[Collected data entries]
§ §
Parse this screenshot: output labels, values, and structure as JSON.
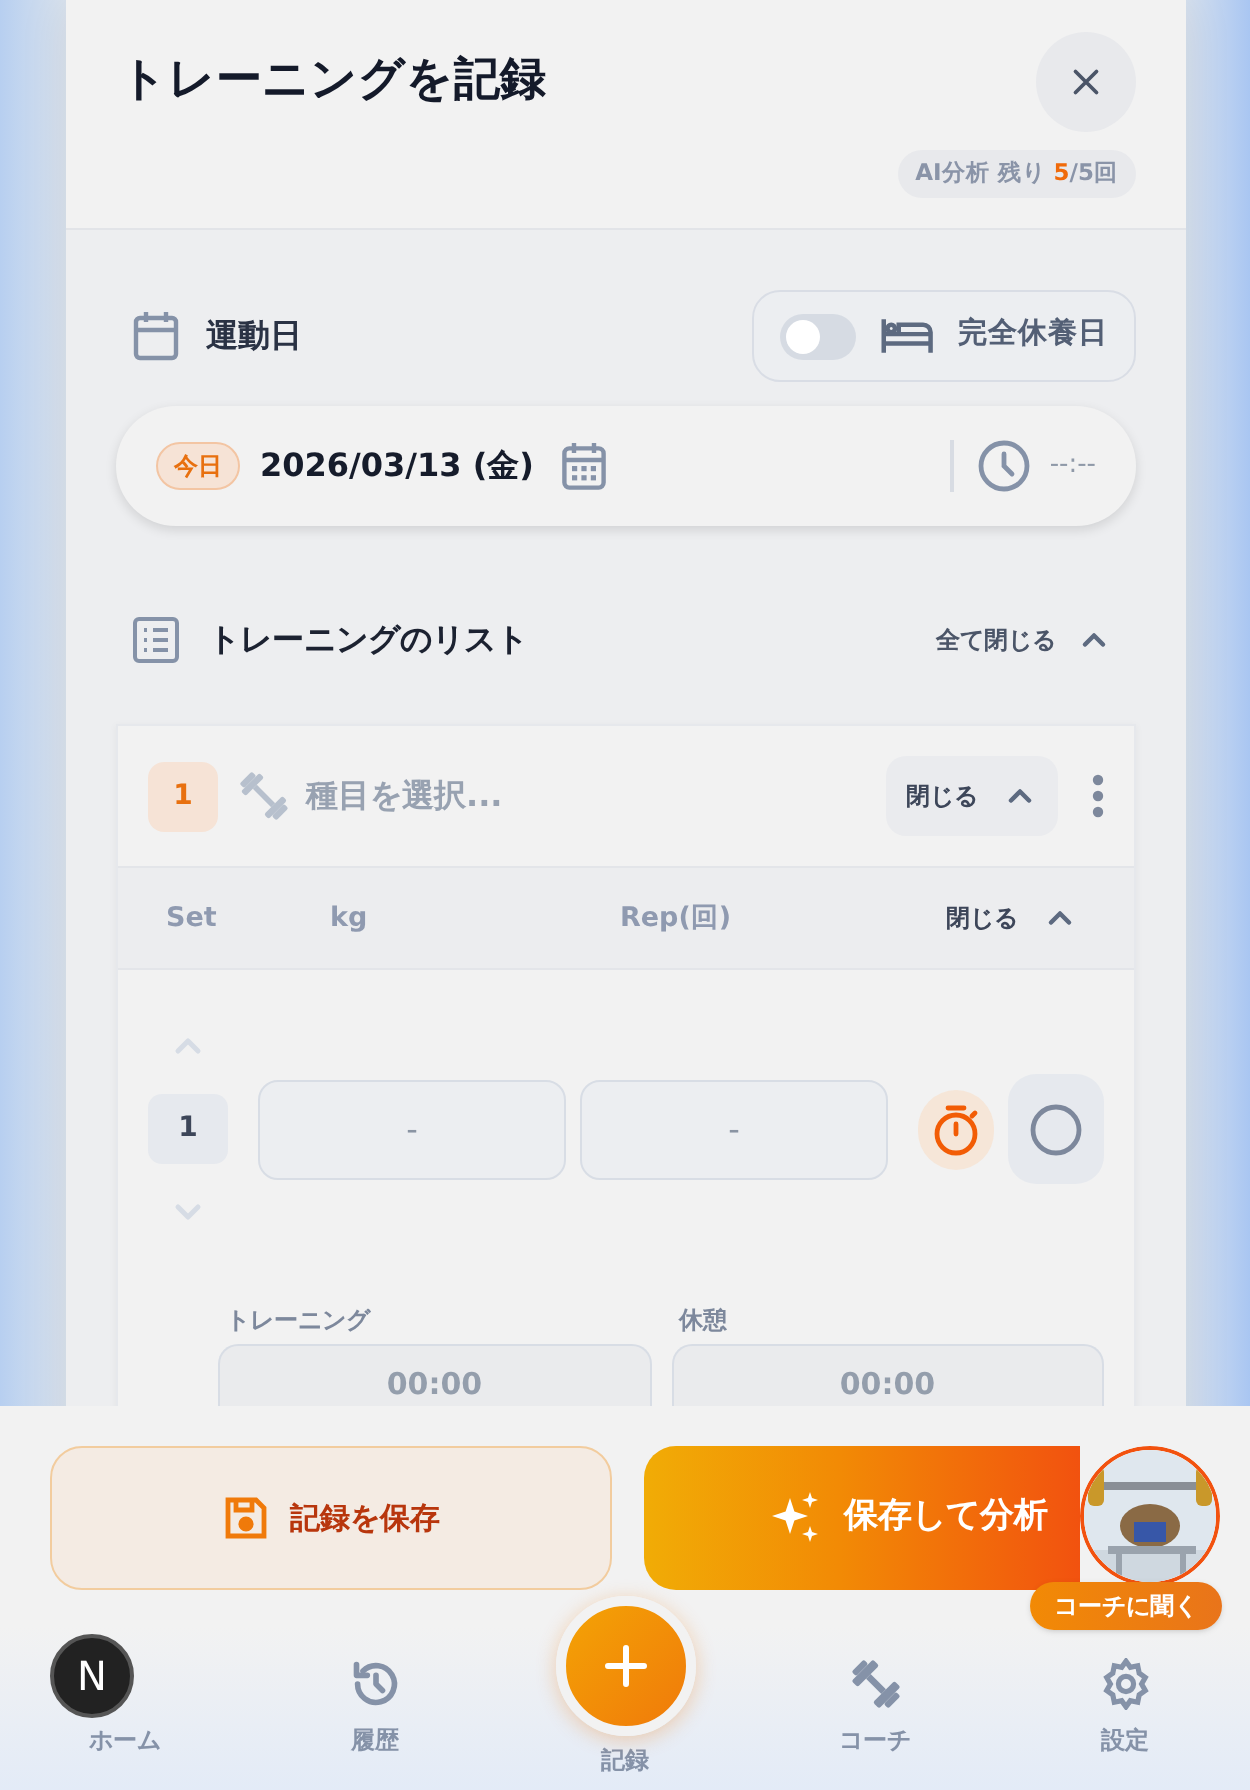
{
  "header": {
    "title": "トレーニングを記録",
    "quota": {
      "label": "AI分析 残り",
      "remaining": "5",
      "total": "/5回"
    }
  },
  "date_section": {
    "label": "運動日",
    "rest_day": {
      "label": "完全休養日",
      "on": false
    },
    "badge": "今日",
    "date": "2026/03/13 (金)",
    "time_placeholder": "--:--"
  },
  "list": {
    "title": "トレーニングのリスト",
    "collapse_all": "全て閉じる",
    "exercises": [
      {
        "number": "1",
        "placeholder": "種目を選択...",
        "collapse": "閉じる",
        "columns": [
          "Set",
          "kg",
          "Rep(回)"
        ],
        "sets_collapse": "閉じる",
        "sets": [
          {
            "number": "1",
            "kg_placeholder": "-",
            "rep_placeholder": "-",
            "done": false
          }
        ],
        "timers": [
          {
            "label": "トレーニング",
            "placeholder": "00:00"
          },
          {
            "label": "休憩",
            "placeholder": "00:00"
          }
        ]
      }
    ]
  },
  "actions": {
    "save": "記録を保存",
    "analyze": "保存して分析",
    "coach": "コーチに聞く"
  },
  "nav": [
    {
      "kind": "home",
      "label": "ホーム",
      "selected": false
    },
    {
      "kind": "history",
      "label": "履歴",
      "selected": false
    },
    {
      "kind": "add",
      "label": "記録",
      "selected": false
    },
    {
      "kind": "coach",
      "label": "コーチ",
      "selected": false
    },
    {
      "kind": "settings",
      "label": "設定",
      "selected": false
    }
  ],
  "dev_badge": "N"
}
§ §
**EXERCISE AIM:** Using the material above, set down every line exactly, but skip the pictures.

**THE RESPONSE:**
Parse this screenshot: output labels, values, and structure as JSON.
{
  "header": {
    "title": "トレーニングを記録",
    "quota": {
      "label": "AI分析 残り",
      "remaining": "5",
      "total": "/5回"
    }
  },
  "date_section": {
    "label": "運動日",
    "rest_day": {
      "label": "完全休養日",
      "on": false
    },
    "badge": "今日",
    "date": "2026/03/13 (金)",
    "time_placeholder": "--:--"
  },
  "list": {
    "title": "トレーニングのリスト",
    "collapse_all": "全て閉じる",
    "exercises": [
      {
        "number": "1",
        "placeholder": "種目を選択...",
        "collapse": "閉じる",
        "columns": [
          "Set",
          "kg",
          "Rep(回)"
        ],
        "sets_collapse": "閉じる",
        "sets": [
          {
            "number": "1",
            "kg_placeholder": "-",
            "rep_placeholder": "-",
            "done": false
          }
        ],
        "timers": [
          {
            "label": "トレーニング",
            "placeholder": "00:00"
          },
          {
            "label": "休憩",
            "placeholder": "00:00"
          }
        ]
      }
    ]
  },
  "actions": {
    "save": "記録を保存",
    "analyze": "保存して分析",
    "coach": "コーチに聞く"
  },
  "nav": [
    {
      "kind": "home",
      "label": "ホーム",
      "selected": false
    },
    {
      "kind": "history",
      "label": "履歴",
      "selected": false
    },
    {
      "kind": "add",
      "label": "記録",
      "selected": false
    },
    {
      "kind": "coach",
      "label": "コーチ",
      "selected": false
    },
    {
      "kind": "settings",
      "label": "設定",
      "selected": false
    }
  ],
  "dev_badge": "N"
}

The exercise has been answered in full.